Problem requirements: Where a line holds the word "يوسف", copy that line.

Dataset records:
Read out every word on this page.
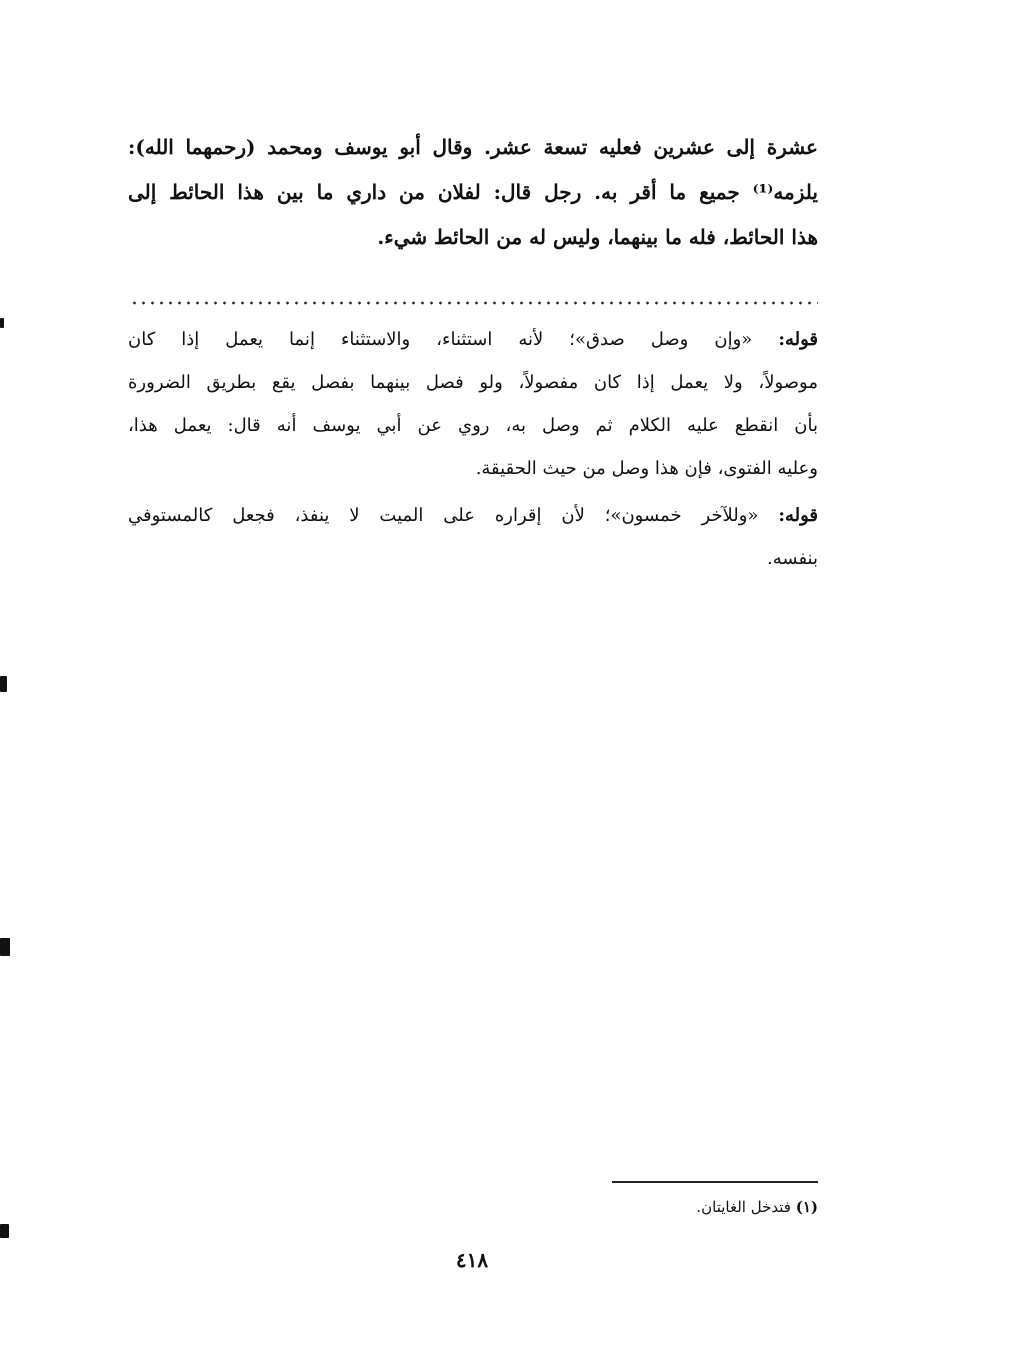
عشرة إلى عشرين فعليه تسعة عشر. وقال أبو يوسف ومحمد (رحمهما الله):
يلزمه⁽¹⁾ جميع ما أقر به. رجل قال: لفلان من داري ما بين هذا الحائط إلى
هذا الحائط، فله ما بينهما، وليس له من الحائط شيء.
قوله: «وإن وصل صدق»؛ لأنه استثناء، والاستثناء إنما يعمل إذا كان
موصولاً، ولا يعمل إذا كان مفصولاً، ولو فصل بينهما بفصل يقع بطريق الضرورة
بأن انقطع عليه الكلام ثم وصل به، روي عن أبي يوسف أنه قال: يعمل هذا،
وعليه الفتوى، فإن هذا وصل من حيث الحقيقة.
قوله: «وللآخر خمسون»؛ لأن إقراره على الميت لا ينفذ، فجعل كالمستوفي
بنفسه.
(١) فتدخل الغايتان.
٤١٨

Correct answer:
عشرة إلى عشرين فعليه تسعة عشر. وقال أبو يوسف ومحمد (رحمهما الله):
بأن انقطع عليه الكلام ثم وصل به، روي عن أبي يوسف أنه قال: يعمل هذا،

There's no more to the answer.